-------- Source extract


  3. Capital markets rush: AI giants jostle for cash (Google, SpaceX, OpenAI, Anthropic)

    Rory frames a broader “grab it now” dynamic: major AI-adjacent companies are accelerating public-market plans and large raises to fund enormous CapEx needs. Google’s $80B equity raise becomes a focal point for what it signals about AI infrastructure costs and balance-sheet strategy.

  4. SaaS multiples rebound: panic over, fundamentals still strained

    They assess whether strong earnings and stock surges mark the end of the “SaaSpocalypse.” While the sector bounced sharply from an overdone selloff, they argue underlying pressures remain: seat contraction, budget reallocation toward AI, and bifurcation between AI-attached winners and legacy seat-based software.

  5. Cognition’s $1B raise at $26B: autonomous engineering vs “copilot” tools

    The conversation shifts to Cognition (Devin) and the market’s appetite for autonomous AI engineers. Jason argues the vision of agents that plan, code, and commit end-to-end is more compelling than incremental copilots, while Rory emphasizes leadership churn risk and intense competitive pressure from hyperscalers.

  6. Token budgeting panic: CFOs discover runaway spend and impose caps

    They unpack the sudden corporate realization that token usage exploded once pricing shifted to usage-based and teams ‘cranked’ in Q1. The panel argues this is validating for model providers (a new massive category), but it triggers governance, caps (e.g., per-employee allowances), and intense scrutiny on ROI.

  7. Multi-model stacks and cost optimization: apps vs developer workflows

    Jason distinguishes between inference for customer-facing applications (highly cost-optimized) and developer productivity (where engineers demand premium models). Examples like Replit using one model to build and another to verify illustrate multi-model orchestration as a cost/performance lever under budget pressure.

----------------
-------- Source information

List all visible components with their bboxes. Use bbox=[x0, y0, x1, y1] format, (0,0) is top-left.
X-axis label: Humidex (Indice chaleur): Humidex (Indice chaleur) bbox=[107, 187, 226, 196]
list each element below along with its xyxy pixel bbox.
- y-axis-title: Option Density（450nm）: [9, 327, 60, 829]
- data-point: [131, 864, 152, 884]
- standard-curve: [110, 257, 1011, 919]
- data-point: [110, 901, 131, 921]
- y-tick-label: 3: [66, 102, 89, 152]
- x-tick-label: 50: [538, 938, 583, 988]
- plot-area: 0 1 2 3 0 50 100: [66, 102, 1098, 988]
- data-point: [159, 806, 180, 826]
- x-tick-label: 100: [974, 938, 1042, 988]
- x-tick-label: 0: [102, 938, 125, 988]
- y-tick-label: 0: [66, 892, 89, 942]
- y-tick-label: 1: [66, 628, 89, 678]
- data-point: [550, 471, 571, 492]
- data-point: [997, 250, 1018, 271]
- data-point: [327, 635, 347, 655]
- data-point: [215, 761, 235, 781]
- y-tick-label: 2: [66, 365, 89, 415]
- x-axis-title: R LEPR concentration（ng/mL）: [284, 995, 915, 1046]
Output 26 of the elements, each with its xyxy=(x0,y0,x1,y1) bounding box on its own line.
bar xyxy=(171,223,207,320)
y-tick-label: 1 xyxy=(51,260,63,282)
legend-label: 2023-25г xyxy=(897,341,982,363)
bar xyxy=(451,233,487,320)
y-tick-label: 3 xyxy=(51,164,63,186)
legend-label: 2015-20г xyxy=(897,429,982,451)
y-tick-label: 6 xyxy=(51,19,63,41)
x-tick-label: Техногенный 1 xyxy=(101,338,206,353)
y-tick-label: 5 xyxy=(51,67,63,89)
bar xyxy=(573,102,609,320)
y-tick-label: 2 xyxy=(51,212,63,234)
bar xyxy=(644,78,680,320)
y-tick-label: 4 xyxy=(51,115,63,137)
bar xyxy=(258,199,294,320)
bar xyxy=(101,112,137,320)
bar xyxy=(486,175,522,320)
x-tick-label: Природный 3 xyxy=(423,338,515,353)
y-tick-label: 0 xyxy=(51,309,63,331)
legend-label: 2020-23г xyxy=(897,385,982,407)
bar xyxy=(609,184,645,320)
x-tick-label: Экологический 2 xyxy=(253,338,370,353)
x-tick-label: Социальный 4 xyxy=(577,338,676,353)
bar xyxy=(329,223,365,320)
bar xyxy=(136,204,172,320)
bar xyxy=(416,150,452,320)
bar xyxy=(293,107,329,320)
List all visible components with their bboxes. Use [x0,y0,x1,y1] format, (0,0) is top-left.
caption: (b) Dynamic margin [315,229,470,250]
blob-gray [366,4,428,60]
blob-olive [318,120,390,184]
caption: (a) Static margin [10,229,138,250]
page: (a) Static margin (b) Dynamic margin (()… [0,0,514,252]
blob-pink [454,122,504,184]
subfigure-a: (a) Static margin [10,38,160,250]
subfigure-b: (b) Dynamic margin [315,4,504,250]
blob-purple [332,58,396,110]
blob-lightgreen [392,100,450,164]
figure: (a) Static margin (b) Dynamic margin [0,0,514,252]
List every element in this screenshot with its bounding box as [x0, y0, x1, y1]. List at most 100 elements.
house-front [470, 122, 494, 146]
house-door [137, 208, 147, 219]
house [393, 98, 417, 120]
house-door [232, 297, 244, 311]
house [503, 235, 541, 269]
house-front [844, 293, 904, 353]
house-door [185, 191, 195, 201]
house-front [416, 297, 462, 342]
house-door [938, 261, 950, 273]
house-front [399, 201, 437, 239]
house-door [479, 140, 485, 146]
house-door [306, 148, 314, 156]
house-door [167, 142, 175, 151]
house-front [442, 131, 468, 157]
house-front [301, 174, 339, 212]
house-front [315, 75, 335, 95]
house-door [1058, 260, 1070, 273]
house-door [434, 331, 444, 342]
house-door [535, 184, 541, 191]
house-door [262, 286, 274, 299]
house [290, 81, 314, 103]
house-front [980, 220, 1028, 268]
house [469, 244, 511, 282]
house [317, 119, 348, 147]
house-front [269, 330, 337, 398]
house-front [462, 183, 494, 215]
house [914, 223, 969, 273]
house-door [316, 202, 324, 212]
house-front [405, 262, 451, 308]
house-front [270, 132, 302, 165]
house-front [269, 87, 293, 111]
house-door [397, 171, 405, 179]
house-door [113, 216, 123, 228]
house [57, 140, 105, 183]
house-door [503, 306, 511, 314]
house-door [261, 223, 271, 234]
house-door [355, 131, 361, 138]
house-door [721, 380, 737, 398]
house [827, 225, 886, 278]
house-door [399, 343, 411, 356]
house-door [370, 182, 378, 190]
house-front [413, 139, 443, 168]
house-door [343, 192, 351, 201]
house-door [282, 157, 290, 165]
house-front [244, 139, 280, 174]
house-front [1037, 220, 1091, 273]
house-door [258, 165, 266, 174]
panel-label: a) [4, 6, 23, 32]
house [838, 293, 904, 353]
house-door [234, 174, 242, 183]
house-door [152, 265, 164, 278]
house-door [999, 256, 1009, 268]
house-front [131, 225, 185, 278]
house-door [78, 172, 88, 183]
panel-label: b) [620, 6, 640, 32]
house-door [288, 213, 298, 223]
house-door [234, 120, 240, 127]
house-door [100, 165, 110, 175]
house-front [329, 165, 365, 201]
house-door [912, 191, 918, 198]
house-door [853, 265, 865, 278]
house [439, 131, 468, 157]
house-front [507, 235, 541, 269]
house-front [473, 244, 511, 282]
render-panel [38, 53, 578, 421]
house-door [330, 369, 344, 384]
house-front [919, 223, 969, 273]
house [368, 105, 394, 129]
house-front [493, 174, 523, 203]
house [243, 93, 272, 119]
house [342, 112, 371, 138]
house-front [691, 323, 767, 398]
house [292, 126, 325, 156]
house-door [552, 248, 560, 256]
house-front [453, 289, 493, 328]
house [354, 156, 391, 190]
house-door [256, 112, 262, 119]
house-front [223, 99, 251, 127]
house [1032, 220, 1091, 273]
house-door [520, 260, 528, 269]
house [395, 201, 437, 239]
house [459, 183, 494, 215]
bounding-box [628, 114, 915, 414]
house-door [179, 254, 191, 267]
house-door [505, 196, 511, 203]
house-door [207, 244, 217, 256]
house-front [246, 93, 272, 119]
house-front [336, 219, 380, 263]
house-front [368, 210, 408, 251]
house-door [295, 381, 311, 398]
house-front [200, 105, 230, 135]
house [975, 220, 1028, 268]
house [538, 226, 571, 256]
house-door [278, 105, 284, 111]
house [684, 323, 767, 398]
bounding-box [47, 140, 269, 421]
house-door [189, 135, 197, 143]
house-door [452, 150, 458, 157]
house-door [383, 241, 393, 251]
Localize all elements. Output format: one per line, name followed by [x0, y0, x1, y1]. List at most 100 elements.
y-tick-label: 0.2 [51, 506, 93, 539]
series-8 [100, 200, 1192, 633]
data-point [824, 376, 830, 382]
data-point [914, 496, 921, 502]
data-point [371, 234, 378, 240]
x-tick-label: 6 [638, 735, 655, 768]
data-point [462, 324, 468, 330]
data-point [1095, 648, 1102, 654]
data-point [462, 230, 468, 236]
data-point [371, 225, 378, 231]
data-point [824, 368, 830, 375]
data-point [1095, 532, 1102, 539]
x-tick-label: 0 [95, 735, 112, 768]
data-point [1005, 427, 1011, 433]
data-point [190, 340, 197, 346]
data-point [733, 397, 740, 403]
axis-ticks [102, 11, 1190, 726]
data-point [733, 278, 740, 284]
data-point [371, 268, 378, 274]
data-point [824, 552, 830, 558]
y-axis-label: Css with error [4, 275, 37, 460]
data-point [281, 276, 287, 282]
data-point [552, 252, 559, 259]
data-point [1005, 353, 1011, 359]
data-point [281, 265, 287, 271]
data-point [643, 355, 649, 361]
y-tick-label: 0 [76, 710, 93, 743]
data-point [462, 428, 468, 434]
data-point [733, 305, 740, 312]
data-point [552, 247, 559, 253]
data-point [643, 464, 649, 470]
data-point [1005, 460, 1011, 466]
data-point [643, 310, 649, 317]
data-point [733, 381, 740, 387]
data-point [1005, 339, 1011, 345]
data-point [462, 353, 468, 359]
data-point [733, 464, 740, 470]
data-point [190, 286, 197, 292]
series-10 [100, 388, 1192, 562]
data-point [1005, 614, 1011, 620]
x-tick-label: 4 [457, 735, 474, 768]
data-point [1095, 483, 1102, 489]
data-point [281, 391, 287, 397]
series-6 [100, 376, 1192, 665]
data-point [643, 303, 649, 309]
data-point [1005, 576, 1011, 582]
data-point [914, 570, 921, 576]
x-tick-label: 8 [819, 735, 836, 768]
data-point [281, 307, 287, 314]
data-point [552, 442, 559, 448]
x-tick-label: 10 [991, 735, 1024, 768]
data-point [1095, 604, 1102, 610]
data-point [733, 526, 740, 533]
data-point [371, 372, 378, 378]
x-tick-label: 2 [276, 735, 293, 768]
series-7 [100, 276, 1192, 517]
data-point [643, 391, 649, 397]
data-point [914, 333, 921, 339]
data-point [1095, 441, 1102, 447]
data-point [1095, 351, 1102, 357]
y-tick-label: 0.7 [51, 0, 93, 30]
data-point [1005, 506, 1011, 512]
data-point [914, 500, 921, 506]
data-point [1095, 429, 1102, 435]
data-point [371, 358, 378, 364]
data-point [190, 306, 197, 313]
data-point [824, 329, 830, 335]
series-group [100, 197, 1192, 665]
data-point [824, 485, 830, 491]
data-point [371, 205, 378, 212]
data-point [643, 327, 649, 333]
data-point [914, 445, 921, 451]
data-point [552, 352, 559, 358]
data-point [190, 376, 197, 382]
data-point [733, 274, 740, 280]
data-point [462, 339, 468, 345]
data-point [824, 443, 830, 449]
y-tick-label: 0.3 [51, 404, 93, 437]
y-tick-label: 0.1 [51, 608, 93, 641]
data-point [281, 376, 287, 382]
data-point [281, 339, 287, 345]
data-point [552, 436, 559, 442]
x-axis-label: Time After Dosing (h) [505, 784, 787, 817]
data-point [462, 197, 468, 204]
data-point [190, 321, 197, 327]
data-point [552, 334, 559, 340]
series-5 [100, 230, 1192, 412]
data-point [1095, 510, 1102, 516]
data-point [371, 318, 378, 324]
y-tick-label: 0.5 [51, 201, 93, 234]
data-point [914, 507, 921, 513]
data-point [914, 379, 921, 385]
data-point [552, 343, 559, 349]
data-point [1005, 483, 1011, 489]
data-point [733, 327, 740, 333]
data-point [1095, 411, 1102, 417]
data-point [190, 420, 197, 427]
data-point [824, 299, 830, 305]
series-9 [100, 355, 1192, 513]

----------------

> Parts of the exercise:
1. In the AI market summary, condense the paragraph beginning "They unpack the sudden corporate realization" into a short bulleted list that keeps its main facts.
2. From the AI market summary, quote the passage between "4. SaaS multiples" and "pressure from hyperscalers.", inclusive.
3. According to the AI market summary, at what valuation did Cognition raise $1B?

> Responses per task:
1.
- Companies suddenly realized token usage had exploded after pricing moved to usage-based and teams "cranked" in Q1.
- The panel sees this as validating for model providers, a new massive category.
- It also brings governance, caps such as per-employee allowances, and intense scrutiny on ROI.

2.
4. SaaS multiples rebound: panic over, fundamentals still strained

    They assess whether strong earnings and stock surges mark the end of the “SaaSpocalypse.” While the sector bounced sharply from an overdone selloff, they argue underlying pressures remain: seat contraction, budget reallocation toward AI, and bifurcation between AI-attached winners and legacy seat-based software.

  5. Cognition’s $1B raise at $26B: autonomous engineering vs “copilot” tools

    The conversation shifts to Cognition (Devin) and the market’s appetite for autonomous AI engineers. Jason argues the vision of agents that plan, code, and commit end-to-end is more compelling than incremental copilots, while Rory emphasizes leadership churn risk and intense competitive pressure from hyperscalers.

3. $26B.